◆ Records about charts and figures
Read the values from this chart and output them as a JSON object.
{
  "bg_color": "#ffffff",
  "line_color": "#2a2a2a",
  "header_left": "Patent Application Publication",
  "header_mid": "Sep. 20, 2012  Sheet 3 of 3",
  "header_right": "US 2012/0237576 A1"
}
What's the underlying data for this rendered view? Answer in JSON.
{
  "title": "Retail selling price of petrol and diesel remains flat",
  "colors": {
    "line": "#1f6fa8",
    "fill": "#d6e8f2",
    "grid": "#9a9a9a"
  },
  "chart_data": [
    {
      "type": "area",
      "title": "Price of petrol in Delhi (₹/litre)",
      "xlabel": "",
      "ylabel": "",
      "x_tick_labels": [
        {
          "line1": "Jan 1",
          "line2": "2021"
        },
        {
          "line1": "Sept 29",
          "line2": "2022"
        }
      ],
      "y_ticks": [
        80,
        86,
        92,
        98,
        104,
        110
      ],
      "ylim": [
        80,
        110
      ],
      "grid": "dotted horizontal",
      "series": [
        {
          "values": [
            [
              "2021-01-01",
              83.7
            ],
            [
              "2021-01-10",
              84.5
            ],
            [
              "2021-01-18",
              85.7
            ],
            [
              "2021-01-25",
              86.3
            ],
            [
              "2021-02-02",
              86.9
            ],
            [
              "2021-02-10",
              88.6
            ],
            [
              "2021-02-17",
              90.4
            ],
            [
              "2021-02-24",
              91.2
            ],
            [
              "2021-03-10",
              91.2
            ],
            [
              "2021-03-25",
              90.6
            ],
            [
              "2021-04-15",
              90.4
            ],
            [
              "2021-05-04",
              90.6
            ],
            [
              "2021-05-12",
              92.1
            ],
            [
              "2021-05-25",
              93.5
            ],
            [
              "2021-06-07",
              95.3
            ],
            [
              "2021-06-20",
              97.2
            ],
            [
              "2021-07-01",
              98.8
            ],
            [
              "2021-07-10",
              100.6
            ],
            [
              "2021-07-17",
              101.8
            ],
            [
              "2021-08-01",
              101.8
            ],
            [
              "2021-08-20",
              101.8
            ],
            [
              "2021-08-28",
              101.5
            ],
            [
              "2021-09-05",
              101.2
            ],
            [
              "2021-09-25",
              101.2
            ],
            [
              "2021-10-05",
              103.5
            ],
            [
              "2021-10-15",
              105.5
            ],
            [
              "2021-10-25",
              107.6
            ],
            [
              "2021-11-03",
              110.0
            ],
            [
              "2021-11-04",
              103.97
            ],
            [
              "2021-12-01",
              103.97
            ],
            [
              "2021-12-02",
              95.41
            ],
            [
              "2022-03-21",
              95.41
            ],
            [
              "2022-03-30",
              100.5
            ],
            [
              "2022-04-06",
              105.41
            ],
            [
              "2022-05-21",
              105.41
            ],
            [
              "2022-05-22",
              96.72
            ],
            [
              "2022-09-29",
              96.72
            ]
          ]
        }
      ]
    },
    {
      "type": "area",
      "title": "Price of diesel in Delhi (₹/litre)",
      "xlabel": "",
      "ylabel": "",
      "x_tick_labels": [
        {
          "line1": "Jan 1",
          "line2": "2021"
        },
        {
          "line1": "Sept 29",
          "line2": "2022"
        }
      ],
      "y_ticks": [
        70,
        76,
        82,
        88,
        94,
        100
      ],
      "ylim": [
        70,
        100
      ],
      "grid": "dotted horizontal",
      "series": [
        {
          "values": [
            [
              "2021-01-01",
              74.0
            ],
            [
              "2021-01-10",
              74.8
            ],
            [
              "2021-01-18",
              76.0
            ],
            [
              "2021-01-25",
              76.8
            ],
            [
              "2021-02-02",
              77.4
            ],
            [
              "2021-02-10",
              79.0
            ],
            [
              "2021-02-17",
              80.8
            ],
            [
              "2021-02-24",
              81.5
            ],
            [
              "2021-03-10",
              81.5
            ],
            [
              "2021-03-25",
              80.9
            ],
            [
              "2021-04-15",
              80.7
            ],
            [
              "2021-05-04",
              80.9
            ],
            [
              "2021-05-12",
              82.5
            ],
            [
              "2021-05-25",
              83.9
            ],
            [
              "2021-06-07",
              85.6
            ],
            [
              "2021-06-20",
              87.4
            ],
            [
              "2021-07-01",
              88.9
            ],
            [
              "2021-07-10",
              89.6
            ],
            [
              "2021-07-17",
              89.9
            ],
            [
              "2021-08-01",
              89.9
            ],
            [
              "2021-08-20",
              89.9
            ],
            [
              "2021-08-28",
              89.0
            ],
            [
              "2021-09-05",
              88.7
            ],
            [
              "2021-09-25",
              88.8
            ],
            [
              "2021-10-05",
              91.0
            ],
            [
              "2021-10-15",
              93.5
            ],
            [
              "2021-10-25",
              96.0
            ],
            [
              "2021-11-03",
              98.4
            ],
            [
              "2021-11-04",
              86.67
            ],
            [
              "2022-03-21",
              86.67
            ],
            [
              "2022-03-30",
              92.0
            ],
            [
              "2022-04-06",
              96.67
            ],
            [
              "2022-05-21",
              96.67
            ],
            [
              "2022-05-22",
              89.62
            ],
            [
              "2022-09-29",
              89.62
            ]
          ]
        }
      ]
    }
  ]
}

◆ Work instructions
Where a line of the material above holds the string "Delhi", copy that line.

◆ Task solution
      "title": "Price of petrol in Delhi (₹/litre)",
      "title": "Price of diesel in Delhi (₹/litre)",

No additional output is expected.